## start

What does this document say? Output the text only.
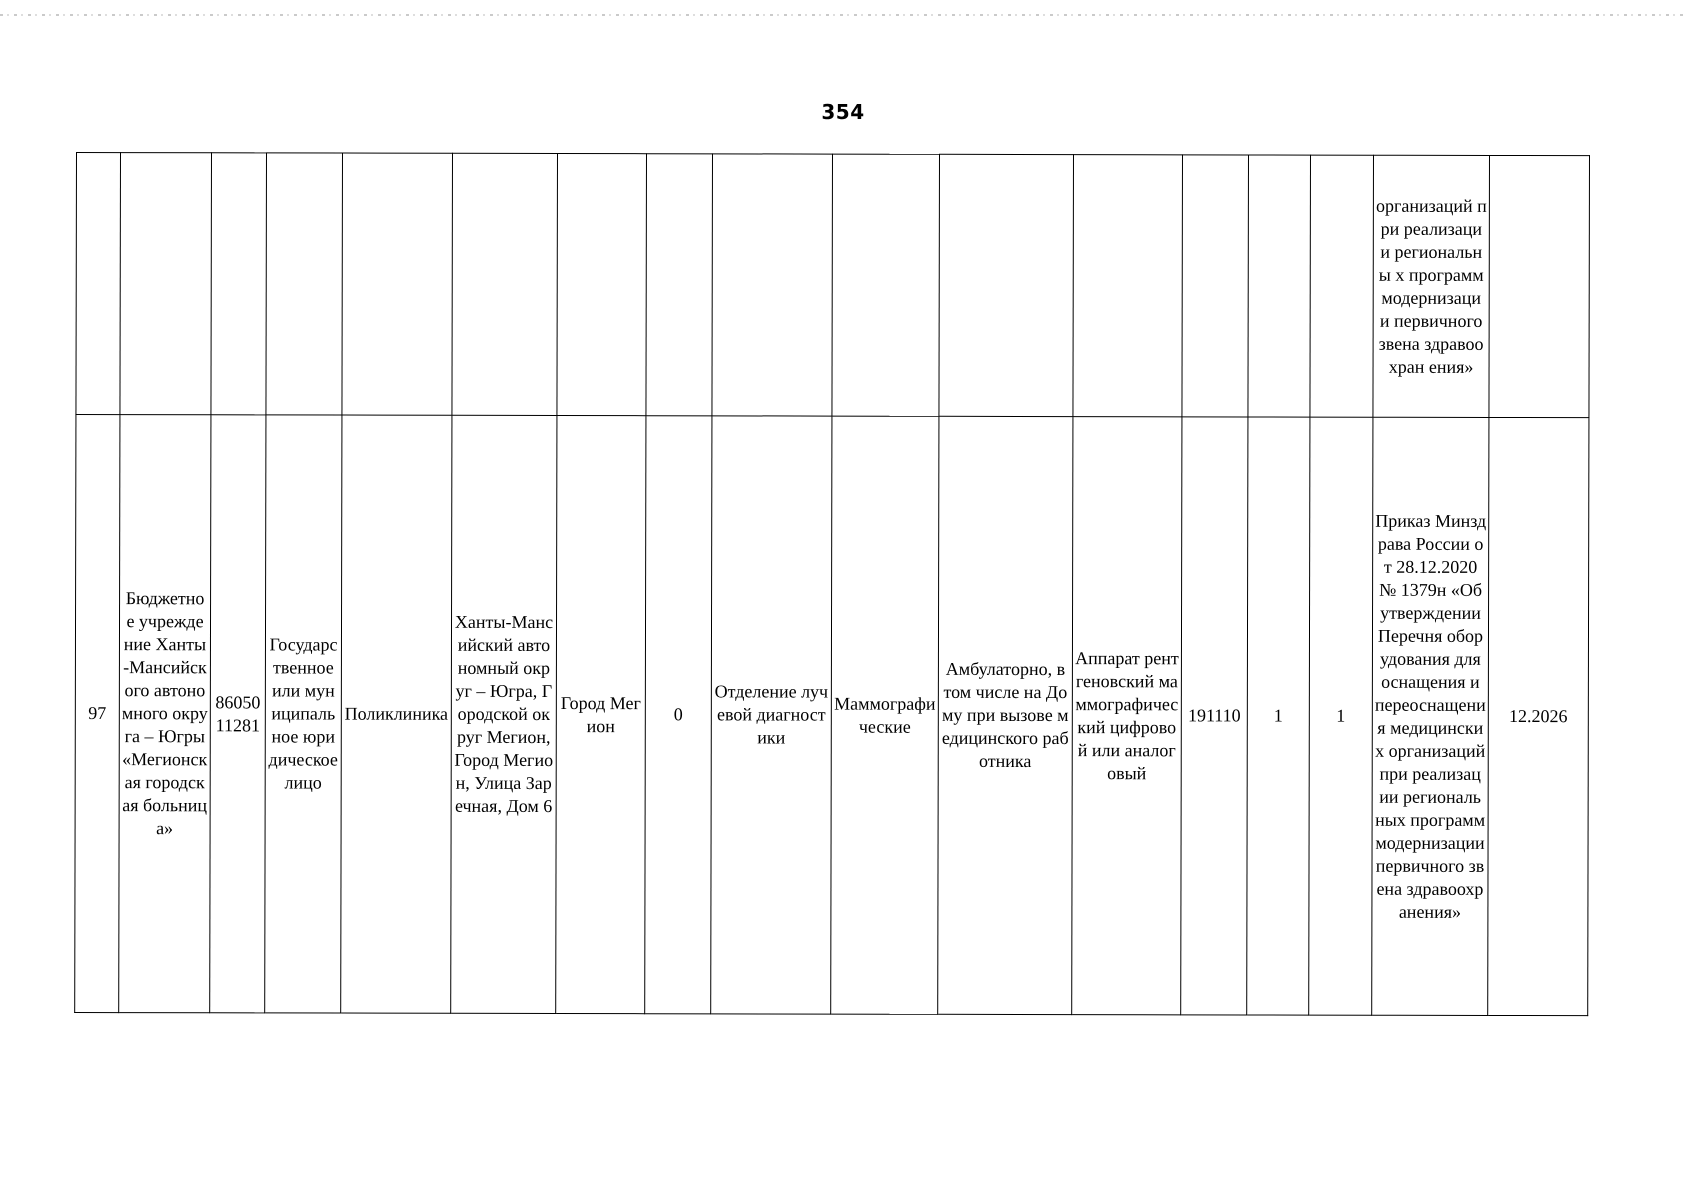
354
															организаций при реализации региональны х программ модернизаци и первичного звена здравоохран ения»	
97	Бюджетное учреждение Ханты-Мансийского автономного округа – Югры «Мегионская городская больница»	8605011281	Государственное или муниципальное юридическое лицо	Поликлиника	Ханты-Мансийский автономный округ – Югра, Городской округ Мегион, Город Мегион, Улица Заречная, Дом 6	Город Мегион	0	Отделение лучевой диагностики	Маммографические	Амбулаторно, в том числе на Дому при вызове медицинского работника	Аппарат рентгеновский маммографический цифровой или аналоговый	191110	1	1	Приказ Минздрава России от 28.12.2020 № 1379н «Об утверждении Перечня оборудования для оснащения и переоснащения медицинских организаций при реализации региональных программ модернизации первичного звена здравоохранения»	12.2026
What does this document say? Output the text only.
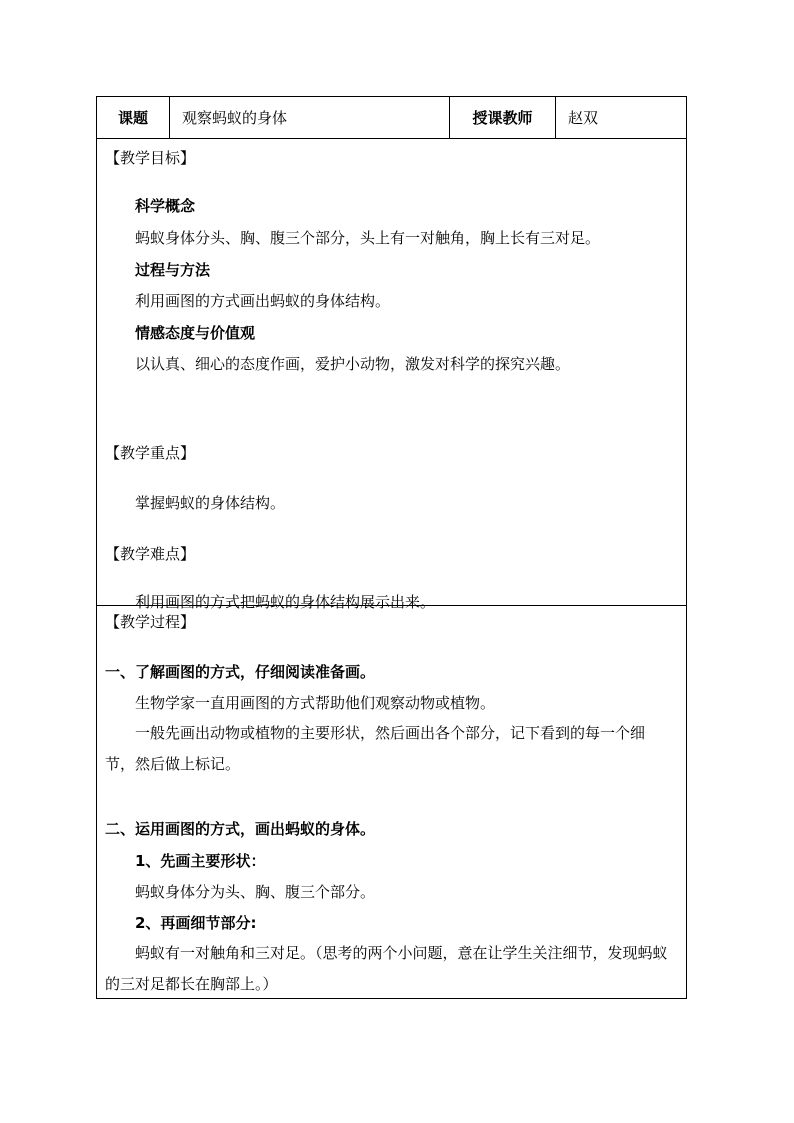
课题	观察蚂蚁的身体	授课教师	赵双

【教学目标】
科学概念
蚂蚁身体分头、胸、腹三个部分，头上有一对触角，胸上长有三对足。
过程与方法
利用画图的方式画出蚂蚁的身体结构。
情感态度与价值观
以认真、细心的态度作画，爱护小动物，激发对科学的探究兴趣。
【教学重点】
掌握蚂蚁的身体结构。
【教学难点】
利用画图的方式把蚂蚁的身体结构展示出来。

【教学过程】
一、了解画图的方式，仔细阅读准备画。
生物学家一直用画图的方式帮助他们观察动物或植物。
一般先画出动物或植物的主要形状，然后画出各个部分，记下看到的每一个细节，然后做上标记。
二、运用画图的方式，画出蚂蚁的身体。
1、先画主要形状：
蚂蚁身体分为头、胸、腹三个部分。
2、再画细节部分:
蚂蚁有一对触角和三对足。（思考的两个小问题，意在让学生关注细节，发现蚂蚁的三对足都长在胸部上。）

## end

> **TASK REQUIREMENTS**
Leave out the pictures and retype every line above exactly.

> **EXPECTED OUTPUT**
What does this document say? Output the text only.
354
															организаций при реализации региональны х программ модернизаци и первичного звена здравоохран ения»	
97	Бюджетное учреждение Ханты-Мансийского автономного округа – Югры «Мегионская городская больница»	8605011281	Государственное или муниципальное юридическое лицо	Поликлиника	Ханты-Мансийский автономный округ – Югра, Городской округ Мегион, Город Мегион, Улица Заречная, Дом 6	Город Мегион	0	Отделение лучевой диагностики	Маммографические	Амбулаторно, в том числе на Дому при вызове медицинского работника	Аппарат рентгеновский маммографический цифровой или аналоговый	191110	1	1	Приказ Минздрава России от 28.12.2020 № 1379н «Об утверждении Перечня оборудования для оснащения и переоснащения медицинских организаций при реализации региональных программ модернизации первичного звена здравоохранения»	12.2026
What does this document say? Output the text only.
课题	观察蚂蚁的身体	授课教师	赵双

【教学目标】
科学概念
蚂蚁身体分头、胸、腹三个部分，头上有一对触角，胸上长有三对足。
过程与方法
利用画图的方式画出蚂蚁的身体结构。
情感态度与价值观
以认真、细心的态度作画，爱护小动物，激发对科学的探究兴趣。
【教学重点】
掌握蚂蚁的身体结构。
【教学难点】
利用画图的方式把蚂蚁的身体结构展示出来。

【教学过程】
一、了解画图的方式，仔细阅读准备画。
生物学家一直用画图的方式帮助他们观察动物或植物。
一般先画出动物或植物的主要形状，然后画出各个部分，记下看到的每一个细节，然后做上标记。
二、运用画图的方式，画出蚂蚁的身体。
1、先画主要形状：
蚂蚁身体分为头、胸、腹三个部分。
2、再画细节部分:
蚂蚁有一对触角和三对足。（思考的两个小问题，意在让学生关注细节，发现蚂蚁的三对足都长在胸部上。）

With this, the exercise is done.